* [Task objective]: Each entry must appear again exactly as it does in the source.

* [Extracted records]:
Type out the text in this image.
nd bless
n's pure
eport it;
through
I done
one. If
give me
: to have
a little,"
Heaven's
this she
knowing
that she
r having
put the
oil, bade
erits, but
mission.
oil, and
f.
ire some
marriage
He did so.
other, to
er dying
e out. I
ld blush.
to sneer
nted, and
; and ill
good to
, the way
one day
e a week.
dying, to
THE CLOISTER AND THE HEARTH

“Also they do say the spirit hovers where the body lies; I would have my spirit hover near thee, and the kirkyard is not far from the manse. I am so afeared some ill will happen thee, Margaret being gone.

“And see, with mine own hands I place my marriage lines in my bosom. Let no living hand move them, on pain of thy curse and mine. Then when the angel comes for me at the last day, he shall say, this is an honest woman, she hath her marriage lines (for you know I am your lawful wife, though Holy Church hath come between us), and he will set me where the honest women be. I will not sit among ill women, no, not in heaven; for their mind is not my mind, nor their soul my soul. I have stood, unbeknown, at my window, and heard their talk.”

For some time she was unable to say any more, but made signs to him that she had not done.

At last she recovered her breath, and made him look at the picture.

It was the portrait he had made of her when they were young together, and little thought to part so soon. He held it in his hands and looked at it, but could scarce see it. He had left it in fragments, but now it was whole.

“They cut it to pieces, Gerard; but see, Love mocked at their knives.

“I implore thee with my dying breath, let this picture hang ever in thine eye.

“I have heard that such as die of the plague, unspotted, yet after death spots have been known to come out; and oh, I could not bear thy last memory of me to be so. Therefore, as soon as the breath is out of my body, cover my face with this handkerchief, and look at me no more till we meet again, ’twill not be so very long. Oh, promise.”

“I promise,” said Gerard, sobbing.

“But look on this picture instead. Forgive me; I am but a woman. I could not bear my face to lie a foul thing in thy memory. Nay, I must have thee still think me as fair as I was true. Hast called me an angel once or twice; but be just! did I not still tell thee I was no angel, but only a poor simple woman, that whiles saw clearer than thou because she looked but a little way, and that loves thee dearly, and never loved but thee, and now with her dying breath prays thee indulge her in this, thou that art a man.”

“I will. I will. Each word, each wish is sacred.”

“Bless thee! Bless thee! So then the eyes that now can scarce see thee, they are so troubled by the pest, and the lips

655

* [Written solution]:
Type out the text in this image.
nd bless
n's pure
eport it;
through
I done
one. If
give me
: to have
a little,"
Heaven's
this she
knowing
that she
r having
put the
oil, bade
erits, but
mission.
oil, and
f.
ire some
marriage
He did so.
other, to
er dying
e out. I
ld blush.
to sneer
nted, and
; and ill
good to
, the way
one day
e a week.
dying, to
THE CLOISTER AND THE HEARTH

“Also they do say the spirit hovers where the body lies; I would have my spirit hover near thee, and the kirkyard is not far from the manse. I am so afeared some ill will happen thee, Margaret being gone.

“And see, with mine own hands I place my marriage lines in my bosom. Let no living hand move them, on pain of thy curse and mine. Then when the angel comes for me at the last day, he shall say, this is an honest woman, she hath her marriage lines (for you know I am your lawful wife, though Holy Church hath come between us), and he will set me where the honest women be. I will not sit among ill women, no, not in heaven; for their mind is not my mind, nor their soul my soul. I have stood, unbeknown, at my window, and heard their talk.”

For some time she was unable to say any more, but made signs to him that she had not done.

At last she recovered her breath, and made him look at the picture.

It was the portrait he had made of her when they were young together, and little thought to part so soon. He held it in his hands and looked at it, but could scarce see it. He had left it in fragments, but now it was whole.

“They cut it to pieces, Gerard; but see, Love mocked at their knives.

“I implore thee with my dying breath, let this picture hang ever in thine eye.

“I have heard that such as die of the plague, unspotted, yet after death spots have been known to come out; and oh, I could not bear thy last memory of me to be so. Therefore, as soon as the breath is out of my body, cover my face with this handkerchief, and look at me no more till we meet again, ’twill not be so very long. Oh, promise.”

“I promise,” said Gerard, sobbing.

“But look on this picture instead. Forgive me; I am but a woman. I could not bear my face to lie a foul thing in thy memory. Nay, I must have thee still think me as fair as I was true. Hast called me an angel once or twice; but be just! did I not still tell thee I was no angel, but only a poor simple woman, that whiles saw clearer than thou because she looked but a little way, and that loves thee dearly, and never loved but thee, and now with her dying breath prays thee indulge her in this, thou that art a man.”

“I will. I will. Each word, each wish is sacred.”

“Bless thee! Bless thee! So then the eyes that now can scarce see thee, they are so troubled by the pest, and the lips

655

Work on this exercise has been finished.